* **Stated task**
Every line of the material is to be repeated exactly as it stands.

* **Task inputs**
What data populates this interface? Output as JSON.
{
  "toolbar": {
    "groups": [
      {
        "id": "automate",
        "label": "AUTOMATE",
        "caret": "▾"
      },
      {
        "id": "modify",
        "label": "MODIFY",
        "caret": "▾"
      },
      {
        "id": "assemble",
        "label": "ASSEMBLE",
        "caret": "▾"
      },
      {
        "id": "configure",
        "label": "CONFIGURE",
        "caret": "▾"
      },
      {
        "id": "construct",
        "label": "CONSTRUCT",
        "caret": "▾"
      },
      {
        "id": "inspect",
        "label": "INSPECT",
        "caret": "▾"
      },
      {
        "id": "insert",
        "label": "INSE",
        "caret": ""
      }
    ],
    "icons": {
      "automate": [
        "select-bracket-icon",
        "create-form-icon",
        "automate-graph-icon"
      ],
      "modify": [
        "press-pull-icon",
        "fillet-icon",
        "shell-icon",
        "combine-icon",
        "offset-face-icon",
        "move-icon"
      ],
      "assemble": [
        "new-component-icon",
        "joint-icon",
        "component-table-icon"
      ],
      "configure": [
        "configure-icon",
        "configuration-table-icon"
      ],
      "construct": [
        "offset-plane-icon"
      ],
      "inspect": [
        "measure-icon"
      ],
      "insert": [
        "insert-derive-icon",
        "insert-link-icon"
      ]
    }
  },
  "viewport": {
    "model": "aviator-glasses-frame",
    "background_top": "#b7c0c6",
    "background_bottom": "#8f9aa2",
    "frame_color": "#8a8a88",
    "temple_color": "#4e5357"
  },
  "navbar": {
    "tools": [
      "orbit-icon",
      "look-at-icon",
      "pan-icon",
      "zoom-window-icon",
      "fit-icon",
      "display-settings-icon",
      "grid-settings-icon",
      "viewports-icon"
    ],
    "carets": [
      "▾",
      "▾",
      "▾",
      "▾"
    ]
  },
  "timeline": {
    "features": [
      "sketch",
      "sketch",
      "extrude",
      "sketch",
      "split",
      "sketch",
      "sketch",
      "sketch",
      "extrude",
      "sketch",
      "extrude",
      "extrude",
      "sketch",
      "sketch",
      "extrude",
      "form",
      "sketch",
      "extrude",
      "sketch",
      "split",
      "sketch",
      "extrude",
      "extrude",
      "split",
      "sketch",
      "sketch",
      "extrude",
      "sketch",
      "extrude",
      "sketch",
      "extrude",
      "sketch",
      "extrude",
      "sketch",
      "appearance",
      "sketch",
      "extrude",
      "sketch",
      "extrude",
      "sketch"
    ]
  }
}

* **Output of the task**
What data populates this interface? Output as JSON.
{
  "toolbar": {
    "groups": [
      {
        "id": "automate",
        "label": "AUTOMATE",
        "caret": "▾"
      },
      {
        "id": "modify",
        "label": "MODIFY",
        "caret": "▾"
      },
      {
        "id": "assemble",
        "label": "ASSEMBLE",
        "caret": "▾"
      },
      {
        "id": "configure",
        "label": "CONFIGURE",
        "caret": "▾"
      },
      {
        "id": "construct",
        "label": "CONSTRUCT",
        "caret": "▾"
      },
      {
        "id": "inspect",
        "label": "INSPECT",
        "caret": "▾"
      },
      {
        "id": "insert",
        "label": "INSE",
        "caret": ""
      }
    ],
    "icons": {
      "automate": [
        "select-bracket-icon",
        "create-form-icon",
        "automate-graph-icon"
      ],
      "modify": [
        "press-pull-icon",
        "fillet-icon",
        "shell-icon",
        "combine-icon",
        "offset-face-icon",
        "move-icon"
      ],
      "assemble": [
        "new-component-icon",
        "joint-icon",
        "component-table-icon"
      ],
      "configure": [
        "configure-icon",
        "configuration-table-icon"
      ],
      "construct": [
        "offset-plane-icon"
      ],
      "inspect": [
        "measure-icon"
      ],
      "insert": [
        "insert-derive-icon",
        "insert-link-icon"
      ]
    }
  },
  "viewport": {
    "model": "aviator-glasses-frame",
    "background_top": "#b7c0c6",
    "background_bottom": "#8f9aa2",
    "frame_color": "#8a8a88",
    "temple_color": "#4e5357"
  },
  "navbar": {
    "tools": [
      "orbit-icon",
      "look-at-icon",
      "pan-icon",
      "zoom-window-icon",
      "fit-icon",
      "display-settings-icon",
      "grid-settings-icon",
      "viewports-icon"
    ],
    "carets": [
      "▾",
      "▾",
      "▾",
      "▾"
    ]
  },
  "timeline": {
    "features": [
      "sketch",
      "sketch",
      "extrude",
      "sketch",
      "split",
      "sketch",
      "sketch",
      "sketch",
      "extrude",
      "sketch",
      "extrude",
      "extrude",
      "sketch",
      "sketch",
      "extrude",
      "form",
      "sketch",
      "extrude",
      "sketch",
      "split",
      "sketch",
      "extrude",
      "extrude",
      "split",
      "sketch",
      "sketch",
      "extrude",
      "sketch",
      "extrude",
      "sketch",
      "extrude",
      "sketch",
      "extrude",
      "sketch",
      "appearance",
      "sketch",
      "extrude",
      "sketch",
      "extrude",
      "sketch"
    ]
  }
}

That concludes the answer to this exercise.